## Records for processing
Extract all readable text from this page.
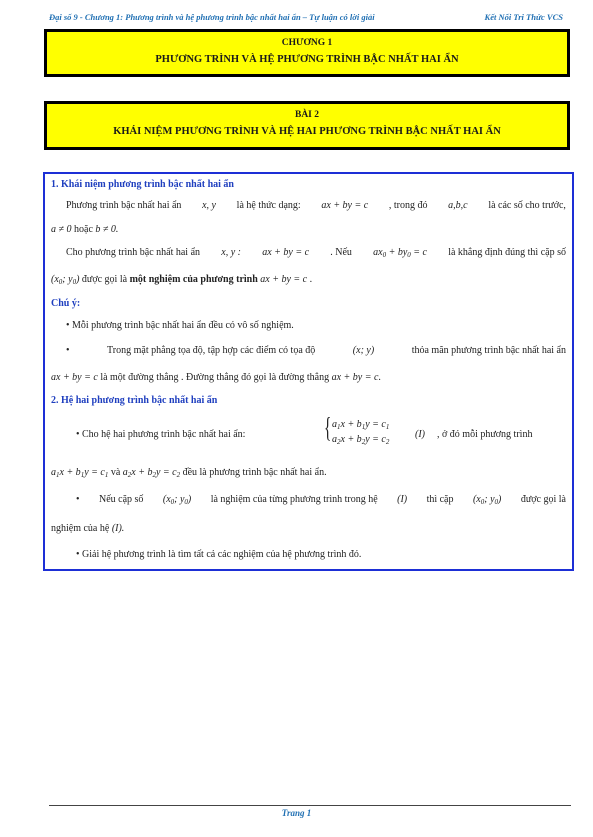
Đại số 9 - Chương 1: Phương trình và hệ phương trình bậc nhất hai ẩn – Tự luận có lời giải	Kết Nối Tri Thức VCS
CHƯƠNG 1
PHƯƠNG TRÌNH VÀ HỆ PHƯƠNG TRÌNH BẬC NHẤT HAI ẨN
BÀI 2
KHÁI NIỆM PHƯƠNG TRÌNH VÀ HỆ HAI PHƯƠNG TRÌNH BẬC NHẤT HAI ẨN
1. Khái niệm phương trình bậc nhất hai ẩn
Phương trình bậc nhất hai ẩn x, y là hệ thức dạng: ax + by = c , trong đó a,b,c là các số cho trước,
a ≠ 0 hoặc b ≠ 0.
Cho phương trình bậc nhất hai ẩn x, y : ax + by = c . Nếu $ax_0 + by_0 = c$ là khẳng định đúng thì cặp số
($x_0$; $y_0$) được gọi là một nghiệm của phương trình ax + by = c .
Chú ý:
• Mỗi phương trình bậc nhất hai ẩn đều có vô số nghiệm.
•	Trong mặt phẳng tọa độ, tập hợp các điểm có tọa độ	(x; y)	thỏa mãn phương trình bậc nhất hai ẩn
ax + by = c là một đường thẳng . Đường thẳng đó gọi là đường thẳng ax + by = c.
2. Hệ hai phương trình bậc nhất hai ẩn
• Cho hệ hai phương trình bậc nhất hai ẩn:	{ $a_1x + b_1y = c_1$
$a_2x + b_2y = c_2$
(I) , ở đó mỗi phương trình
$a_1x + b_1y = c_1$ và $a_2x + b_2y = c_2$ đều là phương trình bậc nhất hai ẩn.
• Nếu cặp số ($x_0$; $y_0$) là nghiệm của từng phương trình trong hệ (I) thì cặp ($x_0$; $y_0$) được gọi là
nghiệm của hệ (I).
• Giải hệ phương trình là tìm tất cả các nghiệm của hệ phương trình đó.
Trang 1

## Instructions to follow
Copy every record above exactly, leaving out any pictures.

## Result of this exercise
Extract all readable text from this page.
Đại số 9 - Chương 1: Phương trình và hệ phương trình bậc nhất hai ẩn – Tự luận có lời giải	Kết Nối Tri Thức VCS
CHƯƠNG 1
PHƯƠNG TRÌNH VÀ HỆ PHƯƠNG TRÌNH BẬC NHẤT HAI ẨN
BÀI 2
KHÁI NIỆM PHƯƠNG TRÌNH VÀ HỆ HAI PHƯƠNG TRÌNH BẬC NHẤT HAI ẨN
1. Khái niệm phương trình bậc nhất hai ẩn
Phương trình bậc nhất hai ẩn x, y là hệ thức dạng: ax + by = c , trong đó a,b,c là các số cho trước,
a ≠ 0 hoặc b ≠ 0.
Cho phương trình bậc nhất hai ẩn x, y : ax + by = c . Nếu $ax_0 + by_0 = c$ là khẳng định đúng thì cặp số
($x_0$; $y_0$) được gọi là một nghiệm của phương trình ax + by = c .
Chú ý:
• Mỗi phương trình bậc nhất hai ẩn đều có vô số nghiệm.
•	Trong mặt phẳng tọa độ, tập hợp các điểm có tọa độ	(x; y)	thỏa mãn phương trình bậc nhất hai ẩn
ax + by = c là một đường thẳng . Đường thẳng đó gọi là đường thẳng ax + by = c.
2. Hệ hai phương trình bậc nhất hai ẩn
• Cho hệ hai phương trình bậc nhất hai ẩn:	{ $a_1x + b_1y = c_1$
$a_2x + b_2y = c_2$
(I) , ở đó mỗi phương trình
$a_1x + b_1y = c_1$ và $a_2x + b_2y = c_2$ đều là phương trình bậc nhất hai ẩn.
• Nếu cặp số ($x_0$; $y_0$) là nghiệm của từng phương trình trong hệ (I) thì cặp ($x_0$; $y_0$) được gọi là
nghiệm của hệ (I).
• Giải hệ phương trình là tìm tất cả các nghiệm của hệ phương trình đó.
Trang 1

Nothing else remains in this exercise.